Task goal — Omit all pictures, then retype exactly the lines from the one that contains "Transcribe this image's" through the end of the listing.

____

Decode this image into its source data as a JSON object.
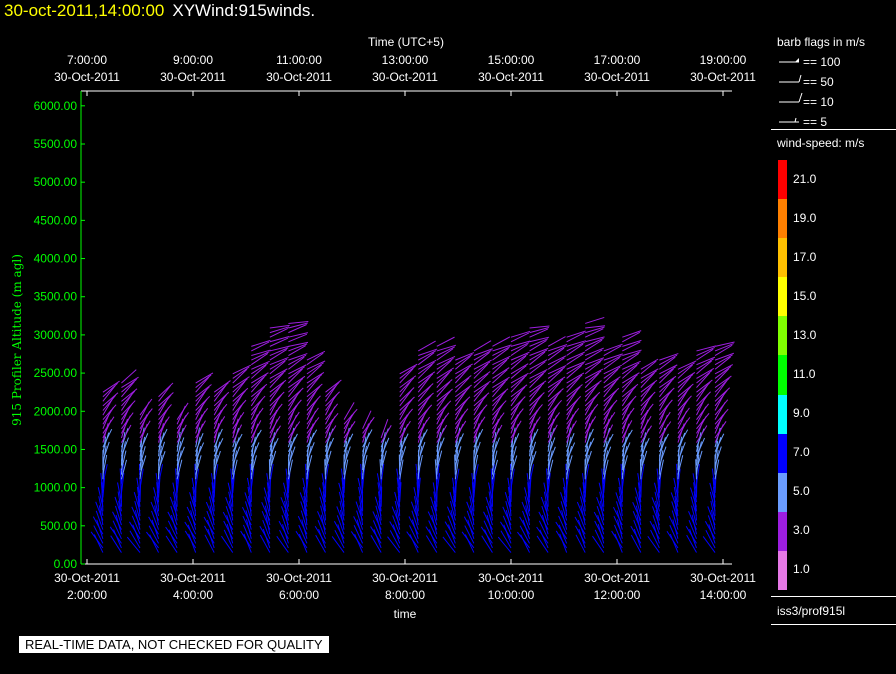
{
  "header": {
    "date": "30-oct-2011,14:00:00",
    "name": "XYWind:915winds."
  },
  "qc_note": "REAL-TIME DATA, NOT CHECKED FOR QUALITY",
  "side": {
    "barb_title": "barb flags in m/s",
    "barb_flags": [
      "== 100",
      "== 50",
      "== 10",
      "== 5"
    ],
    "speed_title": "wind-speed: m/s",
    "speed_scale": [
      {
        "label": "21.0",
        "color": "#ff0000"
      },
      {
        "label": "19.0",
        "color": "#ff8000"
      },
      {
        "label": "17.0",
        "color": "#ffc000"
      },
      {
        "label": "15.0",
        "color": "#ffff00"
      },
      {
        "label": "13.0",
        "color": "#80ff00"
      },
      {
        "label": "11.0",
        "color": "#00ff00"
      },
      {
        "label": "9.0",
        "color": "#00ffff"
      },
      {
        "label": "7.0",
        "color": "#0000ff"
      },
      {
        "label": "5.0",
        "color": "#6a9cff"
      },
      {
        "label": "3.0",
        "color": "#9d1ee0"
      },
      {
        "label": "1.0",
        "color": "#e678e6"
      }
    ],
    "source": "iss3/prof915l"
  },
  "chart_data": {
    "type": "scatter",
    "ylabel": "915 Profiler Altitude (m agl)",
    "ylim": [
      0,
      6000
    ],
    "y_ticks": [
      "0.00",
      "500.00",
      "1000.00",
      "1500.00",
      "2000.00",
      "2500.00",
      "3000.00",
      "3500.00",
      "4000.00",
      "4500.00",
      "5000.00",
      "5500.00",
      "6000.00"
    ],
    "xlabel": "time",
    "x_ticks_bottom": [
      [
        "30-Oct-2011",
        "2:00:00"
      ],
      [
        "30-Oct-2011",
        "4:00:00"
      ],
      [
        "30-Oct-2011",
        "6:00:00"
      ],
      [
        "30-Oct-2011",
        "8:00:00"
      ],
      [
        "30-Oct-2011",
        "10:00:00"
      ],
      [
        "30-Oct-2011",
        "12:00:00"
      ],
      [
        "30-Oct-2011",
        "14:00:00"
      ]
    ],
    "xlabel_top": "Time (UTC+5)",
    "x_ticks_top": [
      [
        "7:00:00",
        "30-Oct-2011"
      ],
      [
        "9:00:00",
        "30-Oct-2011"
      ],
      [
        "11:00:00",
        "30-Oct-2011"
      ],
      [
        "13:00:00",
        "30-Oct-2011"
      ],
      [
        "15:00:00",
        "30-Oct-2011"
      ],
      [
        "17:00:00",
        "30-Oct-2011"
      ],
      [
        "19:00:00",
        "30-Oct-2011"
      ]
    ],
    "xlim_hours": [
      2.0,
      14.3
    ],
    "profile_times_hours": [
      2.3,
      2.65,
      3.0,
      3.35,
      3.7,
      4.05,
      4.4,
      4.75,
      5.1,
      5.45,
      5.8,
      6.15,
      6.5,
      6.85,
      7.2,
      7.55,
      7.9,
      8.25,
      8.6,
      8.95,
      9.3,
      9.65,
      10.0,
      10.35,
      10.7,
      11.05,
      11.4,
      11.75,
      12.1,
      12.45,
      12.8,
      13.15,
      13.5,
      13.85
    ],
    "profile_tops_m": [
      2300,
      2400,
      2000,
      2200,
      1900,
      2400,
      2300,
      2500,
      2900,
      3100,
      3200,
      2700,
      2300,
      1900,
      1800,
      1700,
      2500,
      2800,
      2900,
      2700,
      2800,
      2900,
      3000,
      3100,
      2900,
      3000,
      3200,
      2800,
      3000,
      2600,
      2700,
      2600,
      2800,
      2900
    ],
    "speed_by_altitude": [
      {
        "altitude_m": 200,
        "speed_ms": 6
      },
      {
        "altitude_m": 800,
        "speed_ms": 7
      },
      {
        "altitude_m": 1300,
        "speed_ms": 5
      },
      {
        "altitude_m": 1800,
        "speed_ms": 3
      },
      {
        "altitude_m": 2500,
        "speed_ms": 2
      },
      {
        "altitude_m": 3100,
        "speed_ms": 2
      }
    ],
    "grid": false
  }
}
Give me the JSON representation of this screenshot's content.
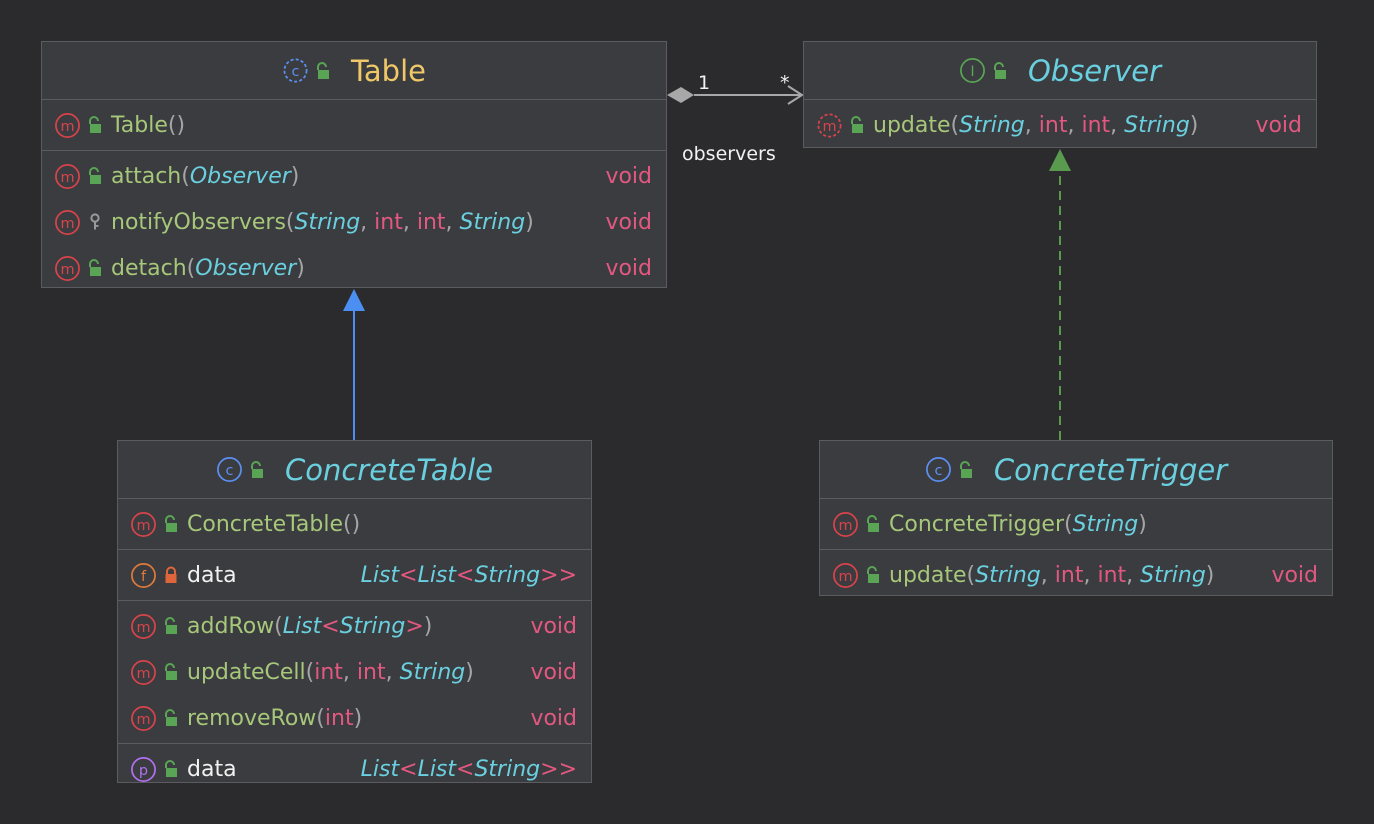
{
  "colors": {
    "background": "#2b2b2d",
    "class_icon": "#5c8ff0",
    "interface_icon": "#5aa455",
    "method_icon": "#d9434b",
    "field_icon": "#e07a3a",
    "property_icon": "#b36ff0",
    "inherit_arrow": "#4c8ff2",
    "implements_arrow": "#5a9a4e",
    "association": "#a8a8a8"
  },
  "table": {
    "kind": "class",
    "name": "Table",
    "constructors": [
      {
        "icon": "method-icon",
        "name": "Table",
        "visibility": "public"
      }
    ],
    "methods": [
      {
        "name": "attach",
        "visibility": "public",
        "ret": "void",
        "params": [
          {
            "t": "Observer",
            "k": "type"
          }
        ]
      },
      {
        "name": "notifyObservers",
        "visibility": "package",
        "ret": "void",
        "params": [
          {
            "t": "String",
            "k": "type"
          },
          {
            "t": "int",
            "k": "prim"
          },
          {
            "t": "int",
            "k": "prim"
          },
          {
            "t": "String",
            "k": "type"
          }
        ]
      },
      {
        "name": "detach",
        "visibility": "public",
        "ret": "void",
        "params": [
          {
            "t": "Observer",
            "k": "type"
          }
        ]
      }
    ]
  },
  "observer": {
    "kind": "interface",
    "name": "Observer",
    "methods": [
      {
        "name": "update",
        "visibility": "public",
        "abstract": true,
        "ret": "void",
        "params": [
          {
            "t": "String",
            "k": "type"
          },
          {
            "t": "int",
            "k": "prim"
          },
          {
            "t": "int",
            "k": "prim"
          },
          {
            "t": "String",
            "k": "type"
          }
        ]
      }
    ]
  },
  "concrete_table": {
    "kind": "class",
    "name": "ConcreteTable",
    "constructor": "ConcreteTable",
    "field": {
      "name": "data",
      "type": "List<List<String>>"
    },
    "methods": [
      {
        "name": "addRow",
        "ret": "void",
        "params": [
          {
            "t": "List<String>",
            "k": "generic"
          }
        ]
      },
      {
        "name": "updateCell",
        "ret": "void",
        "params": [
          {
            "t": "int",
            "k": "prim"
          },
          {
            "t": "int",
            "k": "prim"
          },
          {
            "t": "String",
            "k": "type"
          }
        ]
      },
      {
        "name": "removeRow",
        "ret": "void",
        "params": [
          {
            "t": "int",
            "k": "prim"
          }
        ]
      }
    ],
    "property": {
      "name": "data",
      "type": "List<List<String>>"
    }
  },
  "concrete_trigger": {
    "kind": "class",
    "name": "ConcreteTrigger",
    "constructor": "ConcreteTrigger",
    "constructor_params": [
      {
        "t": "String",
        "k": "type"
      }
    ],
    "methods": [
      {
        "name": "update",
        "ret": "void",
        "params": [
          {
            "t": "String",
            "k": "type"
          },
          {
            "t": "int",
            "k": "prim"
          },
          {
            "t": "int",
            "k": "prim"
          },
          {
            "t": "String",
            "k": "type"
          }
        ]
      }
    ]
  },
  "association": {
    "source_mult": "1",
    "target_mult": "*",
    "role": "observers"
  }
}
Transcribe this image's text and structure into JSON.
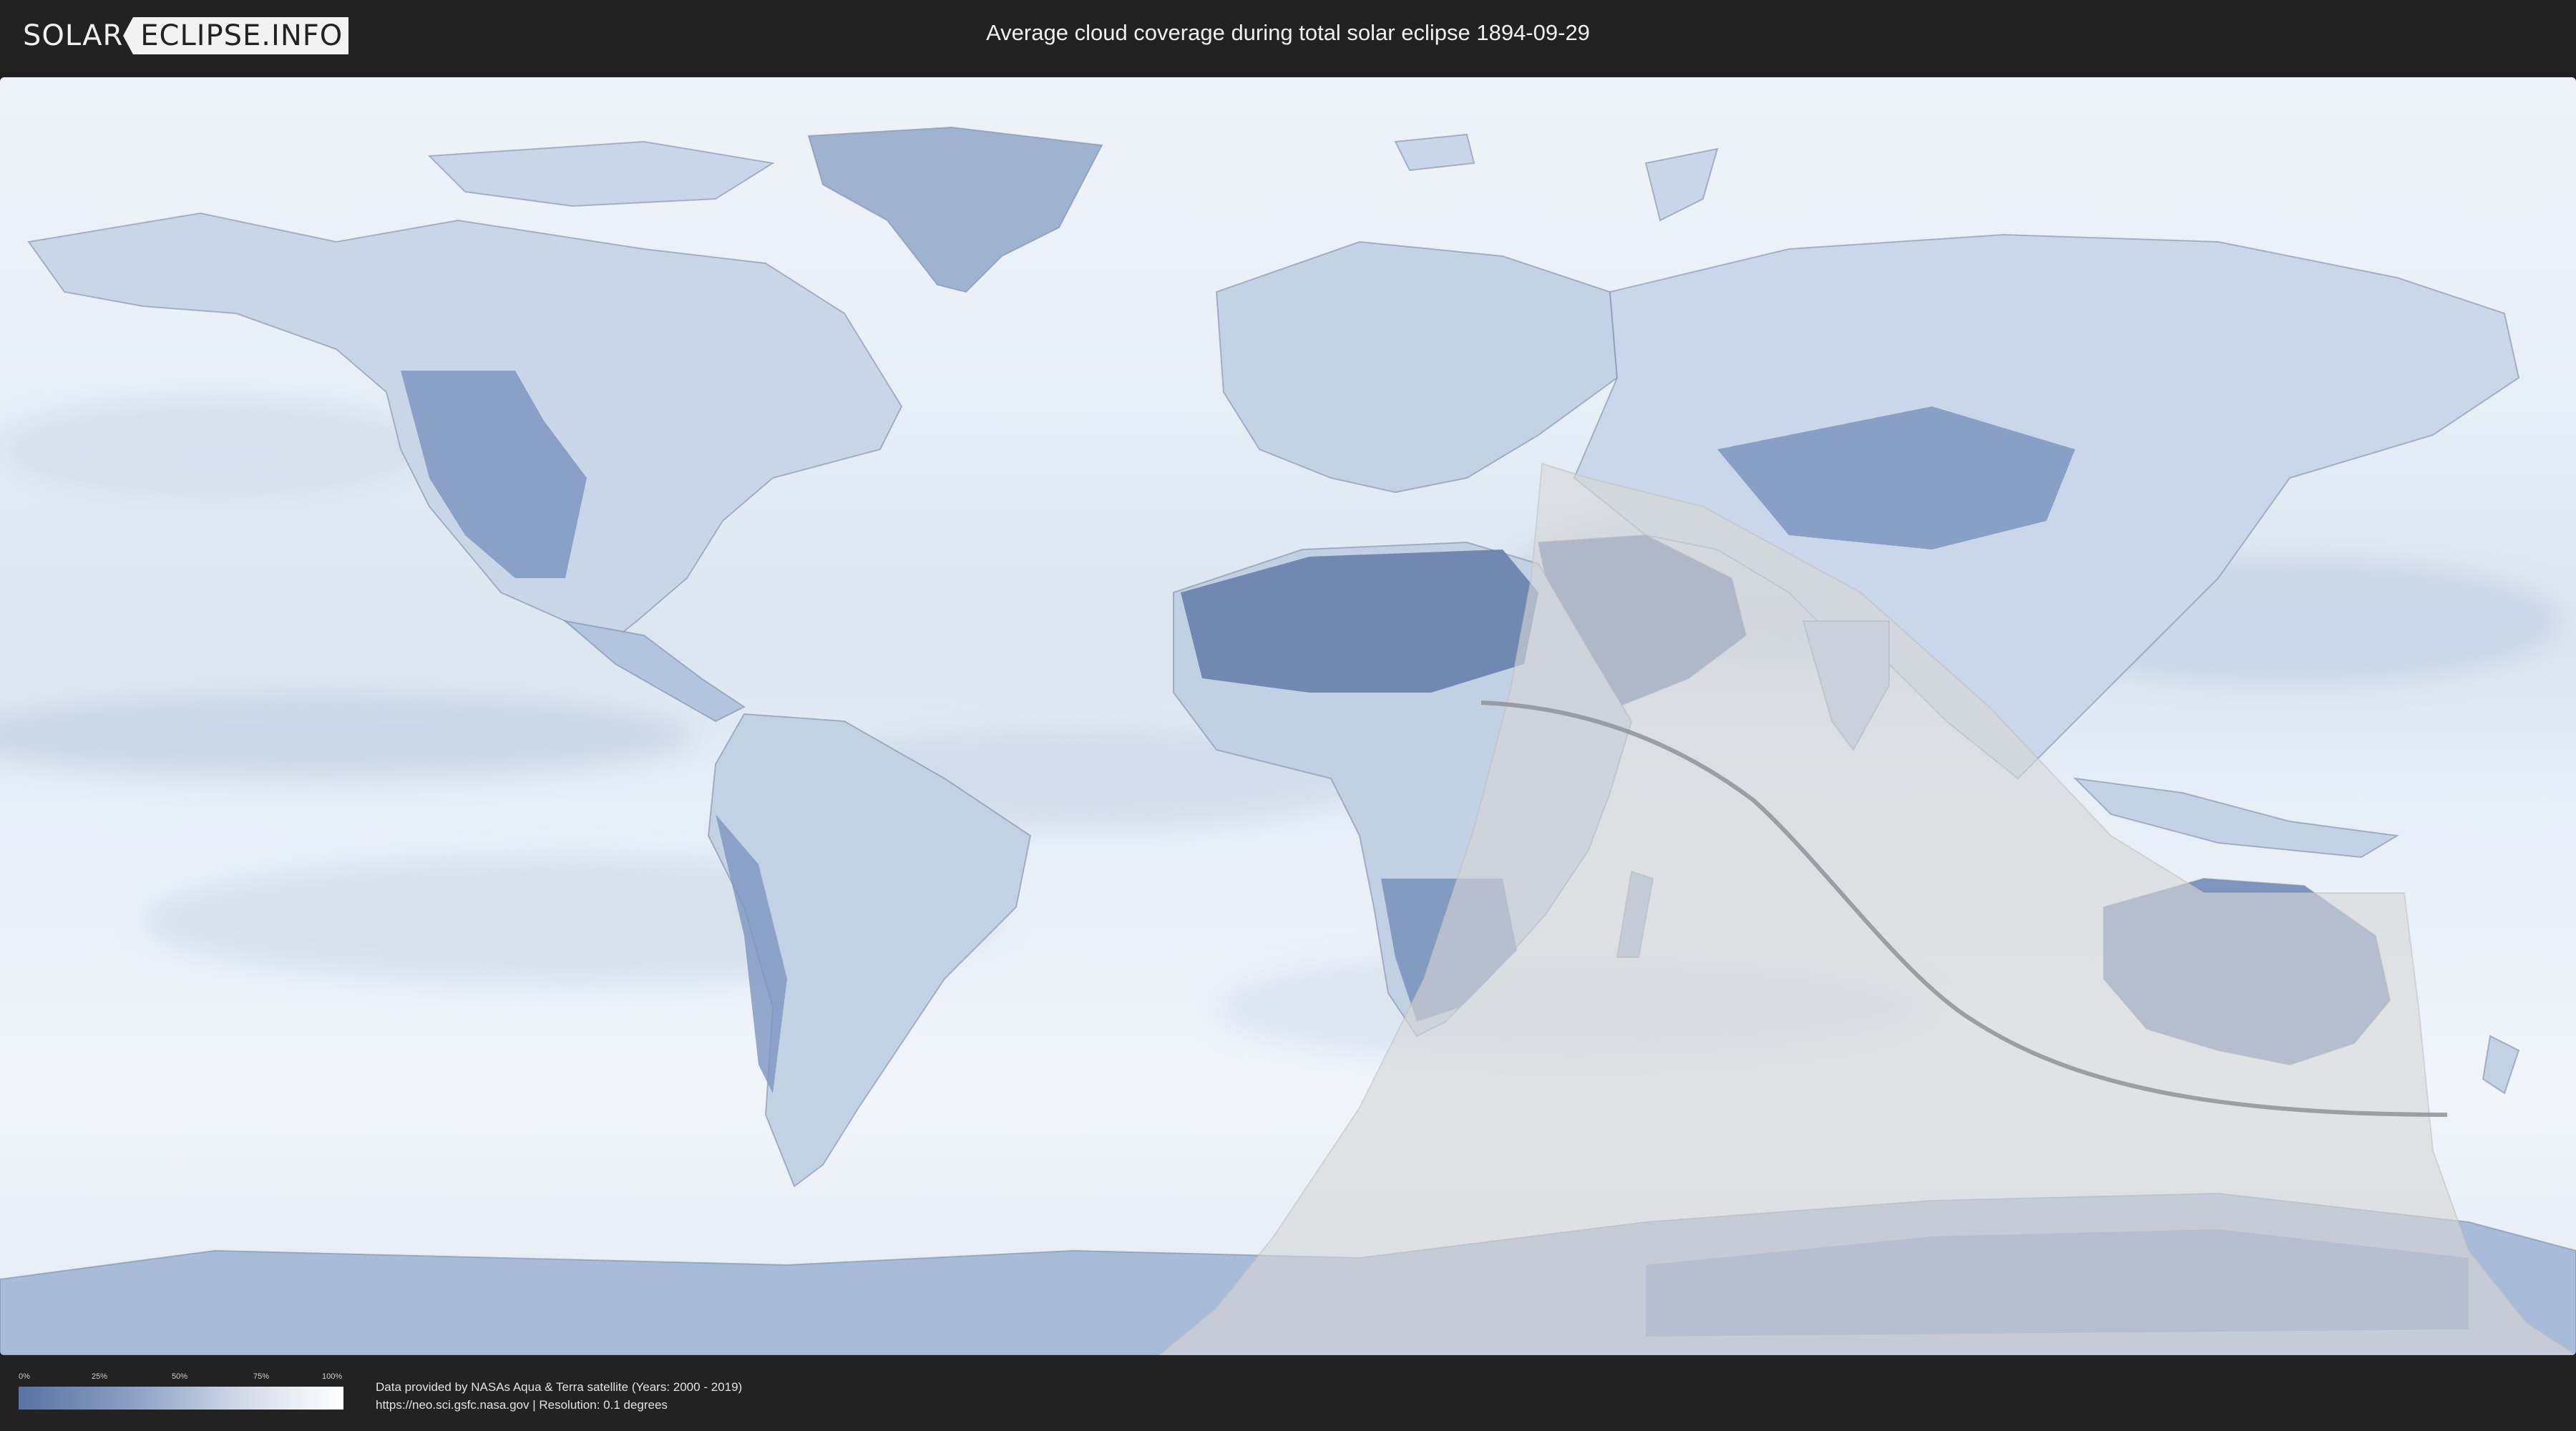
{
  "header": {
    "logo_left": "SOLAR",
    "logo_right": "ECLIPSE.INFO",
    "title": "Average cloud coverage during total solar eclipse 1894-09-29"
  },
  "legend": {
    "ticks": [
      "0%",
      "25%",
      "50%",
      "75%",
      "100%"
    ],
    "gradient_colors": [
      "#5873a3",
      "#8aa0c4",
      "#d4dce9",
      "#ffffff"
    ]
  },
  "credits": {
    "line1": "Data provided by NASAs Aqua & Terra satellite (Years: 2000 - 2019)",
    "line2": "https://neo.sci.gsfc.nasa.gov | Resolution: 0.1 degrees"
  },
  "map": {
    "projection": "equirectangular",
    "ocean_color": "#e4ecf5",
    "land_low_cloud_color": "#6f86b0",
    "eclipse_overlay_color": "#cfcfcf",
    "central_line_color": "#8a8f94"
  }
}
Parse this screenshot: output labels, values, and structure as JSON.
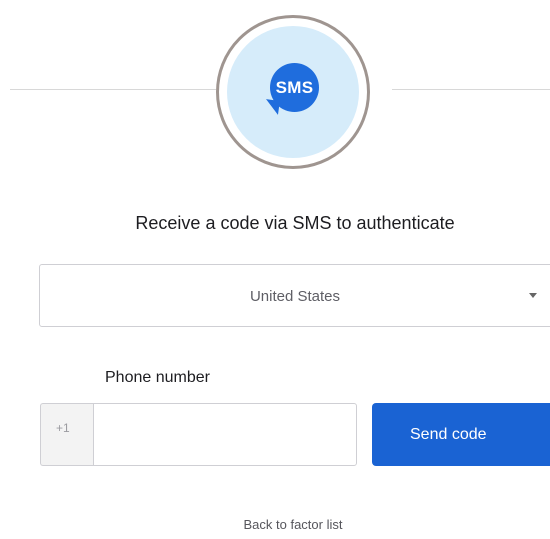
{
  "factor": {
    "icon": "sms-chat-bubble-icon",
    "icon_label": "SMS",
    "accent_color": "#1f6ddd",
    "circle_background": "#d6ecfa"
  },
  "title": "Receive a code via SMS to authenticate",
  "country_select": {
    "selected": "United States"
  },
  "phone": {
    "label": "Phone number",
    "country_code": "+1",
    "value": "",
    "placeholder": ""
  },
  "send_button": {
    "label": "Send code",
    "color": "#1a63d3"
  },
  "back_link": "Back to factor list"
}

____

Final answer —
Transcribe this image's text and structure into JSON.
{
  "header": {
    "logo_left": "SOLAR",
    "logo_right": "ECLIPSE.INFO",
    "title": "Average cloud coverage during total solar eclipse 1894-09-29"
  },
  "legend": {
    "ticks": [
      "0%",
      "25%",
      "50%",
      "75%",
      "100%"
    ],
    "gradient_colors": [
      "#5873a3",
      "#8aa0c4",
      "#d4dce9",
      "#ffffff"
    ]
  },
  "credits": {
    "line1": "Data provided by NASAs Aqua & Terra satellite (Years: 2000 - 2019)",
    "line2": "https://neo.sci.gsfc.nasa.gov | Resolution: 0.1 degrees"
  },
  "map": {
    "projection": "equirectangular",
    "ocean_color": "#e4ecf5",
    "land_low_cloud_color": "#6f86b0",
    "eclipse_overlay_color": "#cfcfcf",
    "central_line_color": "#8a8f94"
  }
}
Parse this screenshot: output labels, values, and structure as JSON.
{
  "factor": {
    "icon": "sms-chat-bubble-icon",
    "icon_label": "SMS",
    "accent_color": "#1f6ddd",
    "circle_background": "#d6ecfa"
  },
  "title": "Receive a code via SMS to authenticate",
  "country_select": {
    "selected": "United States"
  },
  "phone": {
    "label": "Phone number",
    "country_code": "+1",
    "value": "",
    "placeholder": ""
  },
  "send_button": {
    "label": "Send code",
    "color": "#1a63d3"
  },
  "back_link": "Back to factor list"
}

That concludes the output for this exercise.